The records underneath are to be repeated exactly, with the pictures left out.

____________________

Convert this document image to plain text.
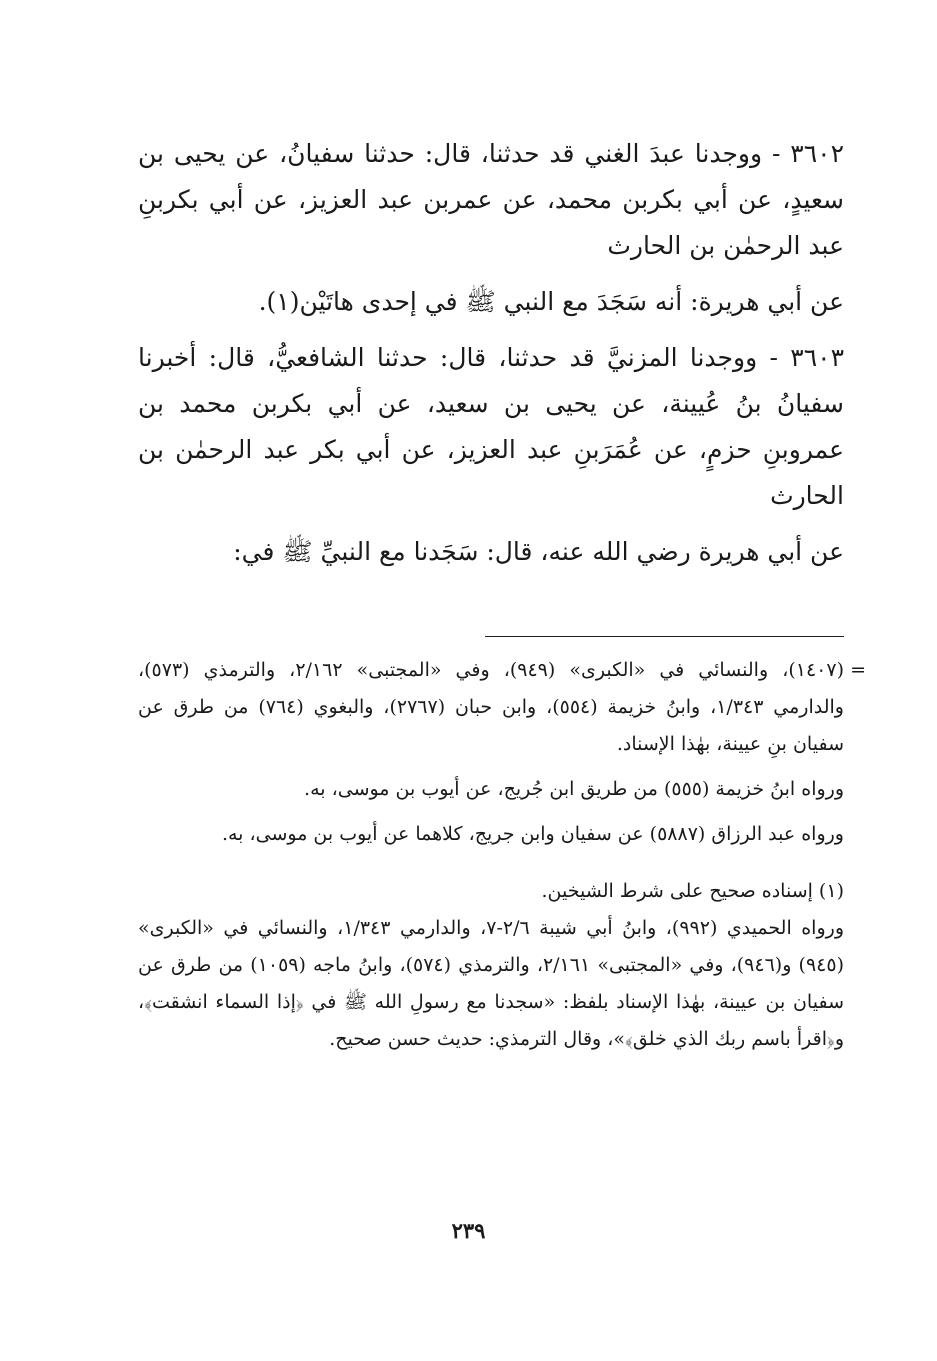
٣٦٠٢ - ووجدنا عبدَ الغني قد حدثنا، قال: حدثنا سفيانُ، عن يحيى بن سعيدٍ، عن أبي بكربن محمد، عن عمربن عبد العزيز، عن أبي بكربنِ عبد الرحمٰن بن الحارث

عن أبي هريرة: أنه سَجَدَ مع النبي ﷺ في إحدى هاتَيْن(١).

٣٦٠٣ - ووجدنا المزنيَّ قد حدثنا، قال: حدثنا الشافعيُّ، قال: أخبرنا سفيانُ بنُ عُيينة، عن يحيى بن سعيد، عن أبي بكربن محمد بن عمروبنِ حزمٍ، عن عُمَرَبنِ عبد العزيز، عن أبي بكر عبد الرحمٰن بن الحارث

عن أبي هريرة رضي الله عنه، قال: سَجَدنا مع النبيِّ ﷺ في:

=
(١٤٠٧)، والنسائي في «الكبرى» (٩٤٩)، وفي «المجتبى» ٢/١٦٢، والترمذي (٥٧٣)، والدارمي ١/٣٤٣، وابنُ خزيمة (٥٥٤)، وابن حبان (٢٧٦٧)، والبغوي (٧٦٤) من طرق عن سفيان بنِ عيينة، بهٰذا الإسناد.

ورواه ابنُ خزيمة (٥٥٥) من طريق ابن جُريج، عن أيوب بن موسى، به.

ورواه عبد الرزاق (٥٨٨٧) عن سفيان وابن جريج، كلاهما عن أيوب بن موسى، به.

(١) إسناده صحيح على شرط الشيخين.

ورواه الحميدي (٩٩٢)، وابنُ أبي شيبة ٢/٦-٧، والدارمي ١/٣٤٣، والنسائي في «الكبرى» (٩٤٥) و(٩٤٦)، وفي «المجتبى» ٢/١٦١، والترمذي (٥٧٤)، وابنُ ماجه (١٠٥٩) من طرق عن سفيان بن عيينة، بهٰذا الإسناد بلفظ: «سجدنا مع رسولِ الله ﷺ في ﴿إذا السماء انشقت﴾، و﴿اقرأ باسم ربك الذي خلق﴾»، وقال الترمذي: حديث حسن صحيح.

٢٣٩
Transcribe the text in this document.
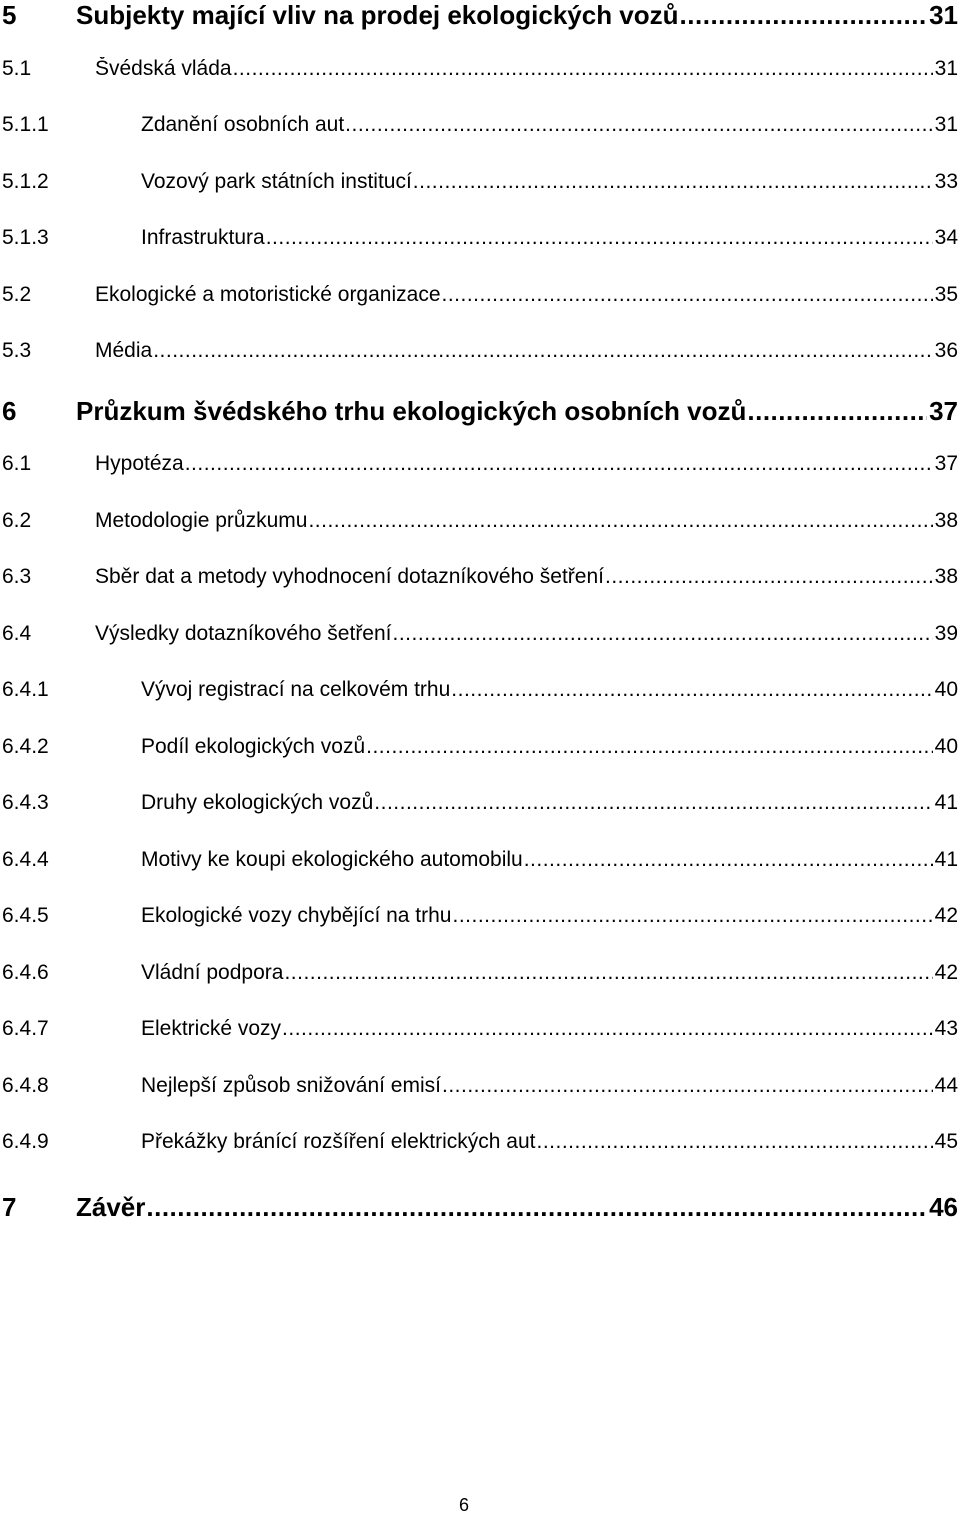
5 Subjekty mající vliv na prodej ekologických vozů .....	31
5.1	Švédská vláda .....	31
5.1.1	Zdanění osobních aut .....	31
5.1.2	Vozový park státních institucí .....	33
5.1.3	Infrastruktura .....	34
5.2	Ekologické a motoristické organizace .....	35
5.3	Média .....	36
6 Průzkum švédského trhu ekologických osobních vozů .....	37
6.1	Hypotéza .....	37
6.2	Metodologie průzkumu .....	38
6.3	Sběr dat a metody vyhodnocení dotazníkového šetření .....	38
6.4	Výsledky dotazníkového šetření .....	39
6.4.1	Vývoj registrací na celkovém trhu .....	40
6.4.2	Podíl ekologických vozů .....	40
6.4.3	Druhy ekologických vozů .....	41
6.4.4	Motivy ke koupi ekologického automobilu .....	41
6.4.5	Ekologické vozy chybějící na trhu .....	42
6.4.6	Vládní podpora .....	42
6.4.7	Elektrické vozy .....	43
6.4.8	Nejlepší způsob snižování emisí .....	44
6.4.9	Překážky bránící rozšíření elektrických aut .....	45
7 Závěr .....	46
6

____________________

— Exercise answer —
Convert this document image to plain text.
٣٦٠٢ - ووجدنا عبدَ الغني قد حدثنا، قال: حدثنا سفيانُ، عن يحيى بن سعيدٍ، عن أبي بكربن محمد، عن عمربن عبد العزيز، عن أبي بكربنِ عبد الرحمٰن بن الحارث

عن أبي هريرة: أنه سَجَدَ مع النبي ﷺ في إحدى هاتَيْن(١).

٣٦٠٣ - ووجدنا المزنيَّ قد حدثنا، قال: حدثنا الشافعيُّ، قال: أخبرنا سفيانُ بنُ عُيينة، عن يحيى بن سعيد، عن أبي بكربن محمد بن عمروبنِ حزمٍ، عن عُمَرَبنِ عبد العزيز، عن أبي بكر عبد الرحمٰن بن الحارث

عن أبي هريرة رضي الله عنه، قال: سَجَدنا مع النبيِّ ﷺ في:

=
(١٤٠٧)، والنسائي في «الكبرى» (٩٤٩)، وفي «المجتبى» ٢/١٦٢، والترمذي (٥٧٣)، والدارمي ١/٣٤٣، وابنُ خزيمة (٥٥٤)، وابن حبان (٢٧٦٧)، والبغوي (٧٦٤) من طرق عن سفيان بنِ عيينة، بهٰذا الإسناد.

ورواه ابنُ خزيمة (٥٥٥) من طريق ابن جُريج، عن أيوب بن موسى، به.

ورواه عبد الرزاق (٥٨٨٧) عن سفيان وابن جريج، كلاهما عن أيوب بن موسى، به.

(١) إسناده صحيح على شرط الشيخين.

ورواه الحميدي (٩٩٢)، وابنُ أبي شيبة ٢/٦-٧، والدارمي ١/٣٤٣، والنسائي في «الكبرى» (٩٤٥) و(٩٤٦)، وفي «المجتبى» ٢/١٦١، والترمذي (٥٧٤)، وابنُ ماجه (١٠٥٩) من طرق عن سفيان بن عيينة، بهٰذا الإسناد بلفظ: «سجدنا مع رسولِ الله ﷺ في ﴿إذا السماء انشقت﴾، و﴿اقرأ باسم ربك الذي خلق﴾»، وقال الترمذي: حديث حسن صحيح.

٢٣٩
Transcribe the text in this document.
5 Subjekty mající vliv na prodej ekologických vozů .....	31
5.1	Švédská vláda .....	31
5.1.1	Zdanění osobních aut .....	31
5.1.2	Vozový park státních institucí .....	33
5.1.3	Infrastruktura .....	34
5.2	Ekologické a motoristické organizace .....	35
5.3	Média .....	36
6 Průzkum švédského trhu ekologických osobních vozů .....	37
6.1	Hypotéza .....	37
6.2	Metodologie průzkumu .....	38
6.3	Sběr dat a metody vyhodnocení dotazníkového šetření .....	38
6.4	Výsledky dotazníkového šetření .....	39
6.4.1	Vývoj registrací na celkovém trhu .....	40
6.4.2	Podíl ekologických vozů .....	40
6.4.3	Druhy ekologických vozů .....	41
6.4.4	Motivy ke koupi ekologického automobilu .....	41
6.4.5	Ekologické vozy chybějící na trhu .....	42
6.4.6	Vládní podpora .....	42
6.4.7	Elektrické vozy .....	43
6.4.8	Nejlepší způsob snižování emisí .....	44
6.4.9	Překážky bránící rozšíření elektrických aut .....	45
7 Závěr .....	46
6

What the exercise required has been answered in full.